What to work on
Of all the lines in the material below, how many include the string "työehtosopimuksen"? Give the number only.

Task inputs
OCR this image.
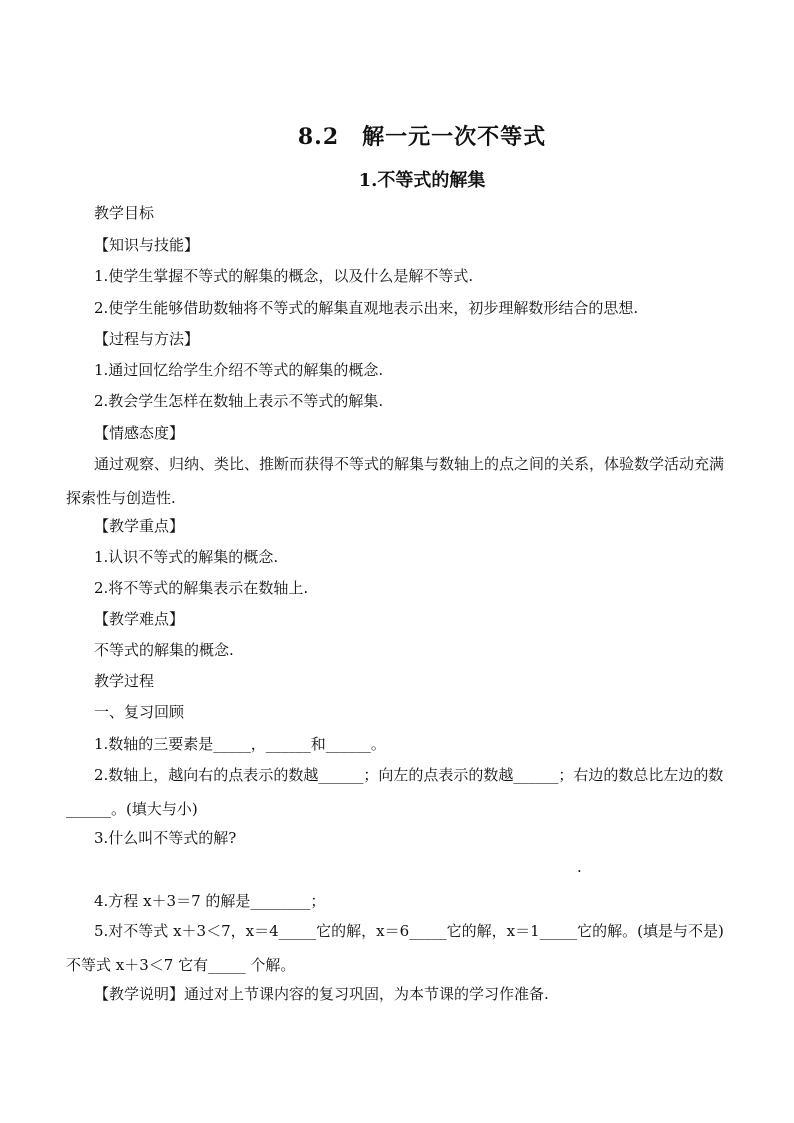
8.2　解一元一次不等式
1.不等式的解集
教学目标
【知识与技能】
1.使学生掌握不等式的解集的概念，以及什么是解不等式.
2.使学生能够借助数轴将不等式的解集直观地表示出来，初步理解数形结合的思想.
【过程与方法】
1.通过回忆给学生介绍不等式的解集的概念.
2.教会学生怎样在数轴上表示不等式的解集.
【情感态度】
通过观察、归纳、类比、推断而获得不等式的解集与数轴上的点之间的关系，体验数学活动充满探索性与创造性.
【教学重点】
1.认识不等式的解集的概念.
2.将不等式的解集表示在数轴上.
【教学难点】
不等式的解集的概念.
教学过程
一、复习回顾
1.数轴的三要素是_____，______和______。
2.数轴上，越向右的点表示的数越______；向左的点表示的数越______；右边的数总比左边的数______。(填大与小)
3.什么叫不等式的解?
.
4.方程 x＋3＝7 的解是________；
5.对不等式 x＋3＜7，x＝4_____它的解，x＝6_____它的解，x＝1_____它的解。(填是与不是)不等式 x＋3＜7 它有_____ 个解。
【教学说明】通过对上节课内容的复习巩固，为本节课的学习作准备.
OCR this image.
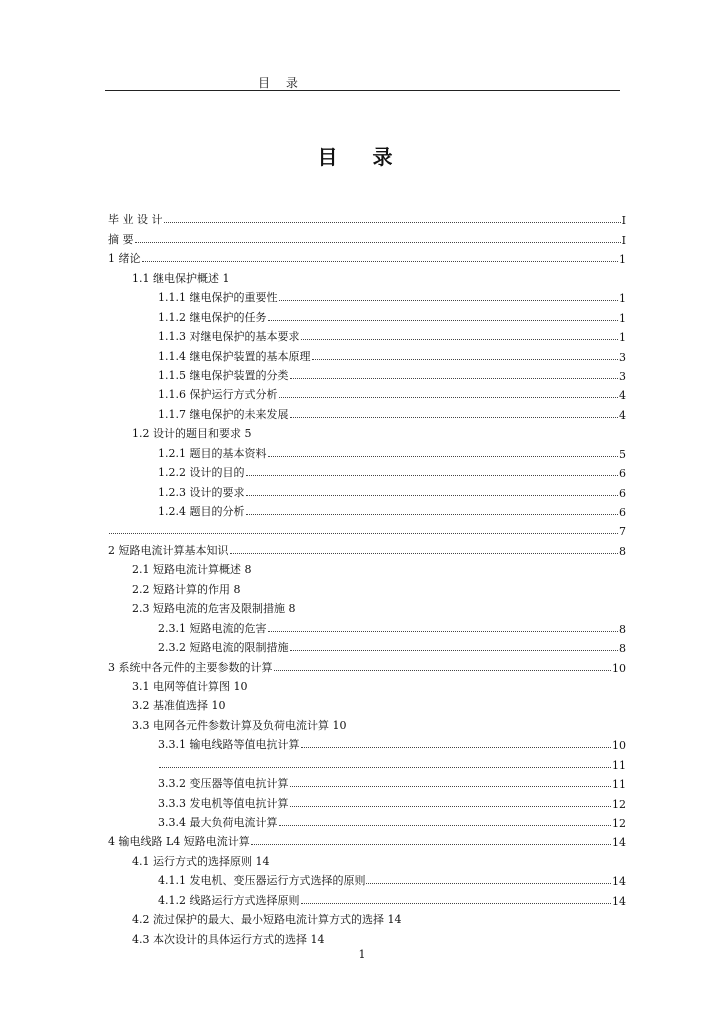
目 录
目 录
毕 业 设 计	I
摘 要	I
1 绪论	1
1.1 继电保护概述 1
1.1.1 继电保护的重要性	1
1.1.2 继电保护的任务	1
1.1.3 对继电保护的基本要求	1
1.1.4 继电保护装置的基本原理	3
1.1.5 继电保护装置的分类	3
1.1.6 保护运行方式分析	4
1.1.7 继电保护的未来发展	4
1.2 设计的题目和要求 5
1.2.1 题目的基本资料	5
1.2.2 设计的目的	6
1.2.3 设计的要求	6
1.2.4 题目的分析	6
7
2 短路电流计算基本知识	8
2.1 短路电流计算概述 8
2.2 短路计算的作用 8
2.3 短路电流的危害及限制措施 8
2.3.1 短路电流的危害	8
2.3.2 短路电流的限制措施	8
3 系统中各元件的主要参数的计算	10
3.1 电网等值计算图 10
3.2 基准值选择 10
3.3 电网各元件参数计算及负荷电流计算 10
3.3.1 输电线路等值电抗计算	10
11
3.3.2 变压器等值电抗计算	11
3.3.3 发电机等值电抗计算	12
3.3.4 最大负荷电流计算	12
4 输电线路 L4 短路电流计算	14
4.1 运行方式的选择原则 14
4.1.1 发电机、变压器运行方式选择的原则	14
4.1.2 线路运行方式选择原则	14
4.2 流过保护的最大、最小短路电流计算方式的选择 14
4.3 本次设计的具体运行方式的选择 14
1
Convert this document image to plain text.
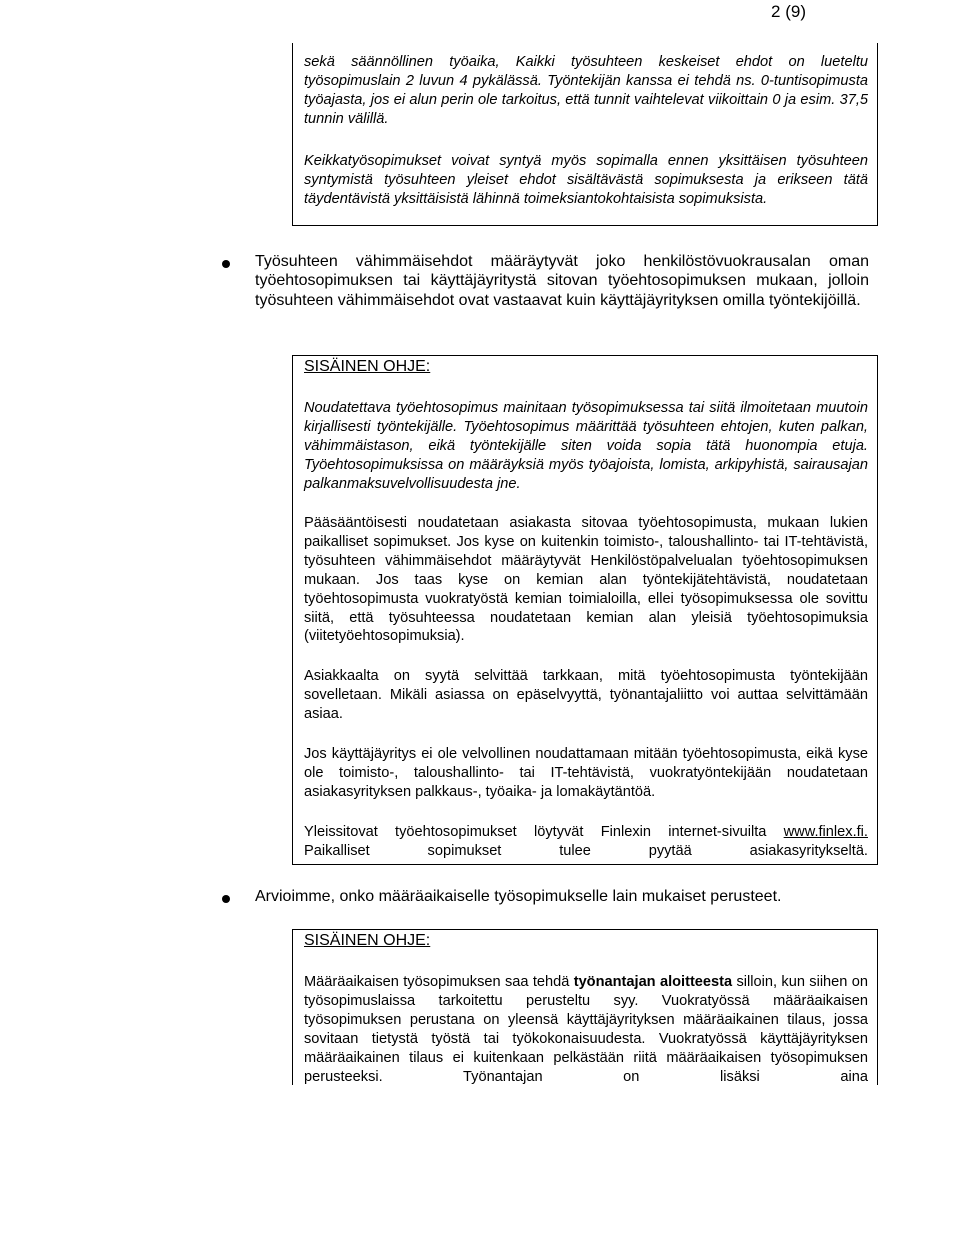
2 (9)
sekä säännöllinen työaika, Kaikki työsuhteen keskeiset ehdot on lueteltu työsopimuslain 2 luvun 4 pykälässä. Työntekijän kanssa ei tehdä ns. 0-tuntisopimusta työajasta, jos ei alun perin ole tarkoitus, että tunnit vaihtelevat viikoittain 0 ja esim. 37,5 tunnin välillä.
Keikkatyösopimukset voivat syntyä myös sopimalla ennen yksittäisen työsuhteen syntymistä työsuhteen yleiset ehdot sisältävästä sopimuksesta ja erikseen tätä täydentävistä yksittäisistä lähinnä toimeksiantokohtaisista sopimuksista.
Työsuhteen vähimmäisehdot määräytyvät joko henkilöstövuokrausalan oman työehtosopimuksen tai käyttäjäyritystä sitovan työehtosopimuksen mukaan, jolloin työsuhteen vähimmäisehdot ovat vastaavat kuin käyttäjäyrityksen omilla työntekijöillä.
SISÄINEN OHJE:
Noudatettava työehtosopimus mainitaan työsopimuksessa tai siitä ilmoitetaan muutoin kirjallisesti työntekijälle. Työehtosopimus määrittää työsuhteen ehtojen, kuten palkan, vähimmäistason, eikä työntekijälle siten voida sopia tätä huonompia etuja. Työehtosopimuksissa on määräyksiä myös työajoista, lomista, arkipyhistä, sairausajan palkanmaksuvelvollisuudesta jne.
Pääsääntöisesti noudatetaan asiakasta sitovaa työehtosopimusta, mukaan lukien paikalliset sopimukset. Jos kyse on kuitenkin toimisto-, taloushallinto- tai IT-tehtävistä, työsuhteen vähimmäisehdot määräytyvät Henkilöstöpalvelualan työehtosopimuksen mukaan. Jos taas kyse on kemian alan työntekijätehtävistä, noudatetaan työehtosopimusta vuokratyöstä kemian toimialoilla, ellei työsopimuksessa ole sovittu siitä, että työsuhteessa noudatetaan kemian alan yleisiä työehtosopimuksia (viitetyöehtosopimuksia).
Asiakkaalta on syytä selvittää tarkkaan, mitä työehtosopimusta työntekijään sovelletaan. Mikäli asiassa on epäselvyyttä, työnantajaliitto voi auttaa selvittämään asiaa.
Jos käyttäjäyritys ei ole velvollinen noudattamaan mitään työehtosopimusta, eikä kyse ole toimisto-, taloushallinto- tai IT-tehtävistä, vuokratyöntekijään noudatetaan asiakasyrityksen palkkaus-, työaika- ja lomakäytäntöä.
Yleissitovat työehtosopimukset löytyvät Finlexin internet-sivuilta www.finlex.fi. Paikalliset sopimukset tulee pyytää asiakasyritykseltä.
Arvioimme, onko määräaikaiselle työsopimukselle lain mukaiset perusteet.
SISÄINEN OHJE:
Määräaikaisen työsopimuksen saa tehdä työnantajan aloitteesta silloin, kun siihen on työsopimuslaissa tarkoitettu perusteltu syy. Vuokratyössä määräaikaisen työsopimuksen perustana on yleensä käyttäjäyrityksen määräaikainen tilaus, jossa sovitaan tietystä työstä tai työkokonaisuudesta. Vuokratyössä käyttäjäyrityksen määräaikainen tilaus ei kuitenkaan pelkästään riitä määräaikaisen työsopimuksen perusteeksi. Työnantajan on lisäksi aina
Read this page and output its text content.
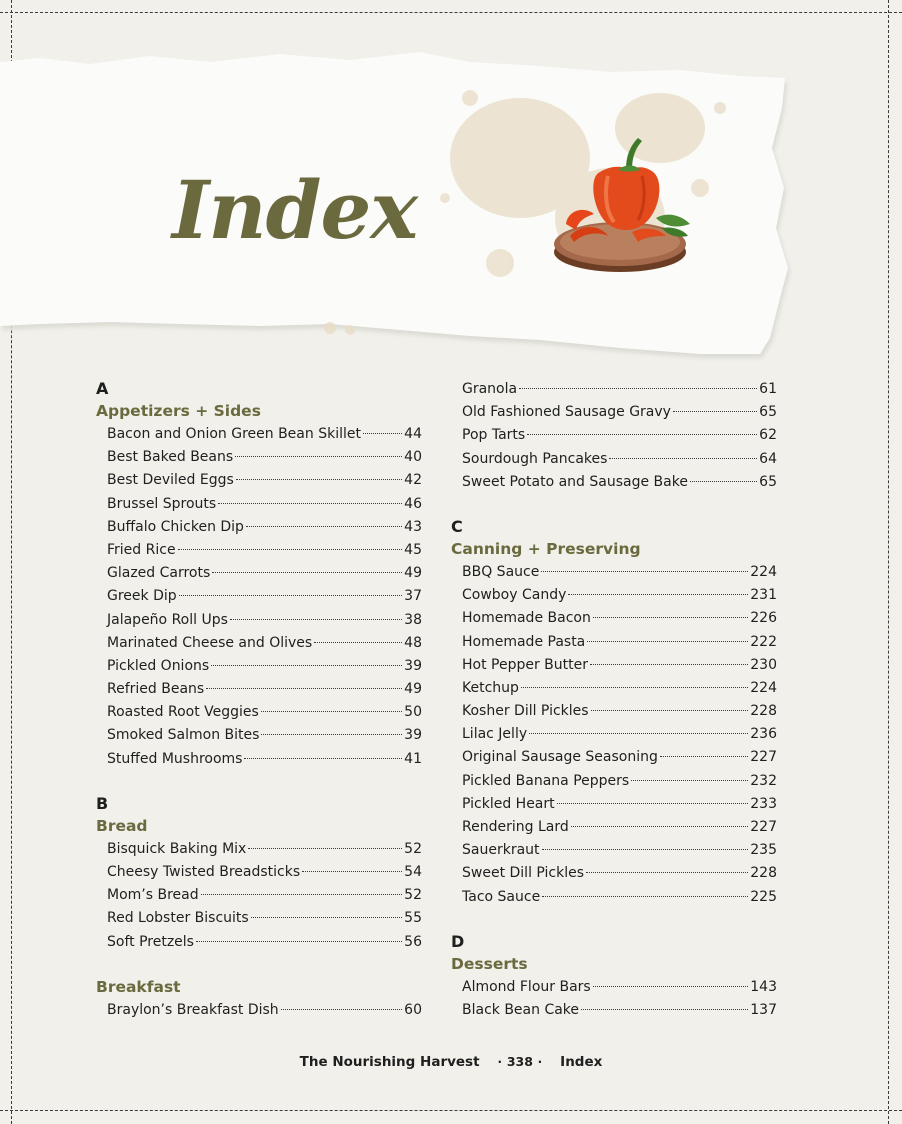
Index
A
Appetizers + Sides
Bacon and Onion Green Bean Skillet	44
Best Baked Beans	40
Best Deviled Eggs	42
Brussel Sprouts	46
Buffalo Chicken Dip	43
Fried Rice	45
Glazed Carrots	49
Greek Dip	37
Jalapeño Roll Ups	38
Marinated Cheese and Olives	48
Pickled Onions	39
Refried Beans	49
Roasted Root Veggies	50
Smoked Salmon Bites	39
Stuffed Mushrooms	41
B
Bread
Bisquick Baking Mix	52
Cheesy Twisted Breadsticks	54
Mom’s Bread	52
Red Lobster Biscuits	55
Soft Pretzels	56
Breakfast
Braylon’s Breakfast Dish	60
Granola	61
Old Fashioned Sausage Gravy	65
Pop Tarts	62
Sourdough Pancakes	64
Sweet Potato and Sausage Bake	65
C
Canning + Preserving
BBQ Sauce	224
Cowboy Candy	231
Homemade Bacon	226
Homemade Pasta	222
Hot Pepper Butter	230
Ketchup	224
Kosher Dill Pickles	228
Lilac Jelly	236
Original Sausage Seasoning	227
Pickled Banana Peppers	232
Pickled Heart	233
Rendering Lard	227
Sauerkraut	235
Sweet Dill Pickles	228
Taco Sauce	225
D
Desserts
Almond Flour Bars	143
Black Bean Cake	137
The Nourishing Harvest · 338 · Index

Expected output
2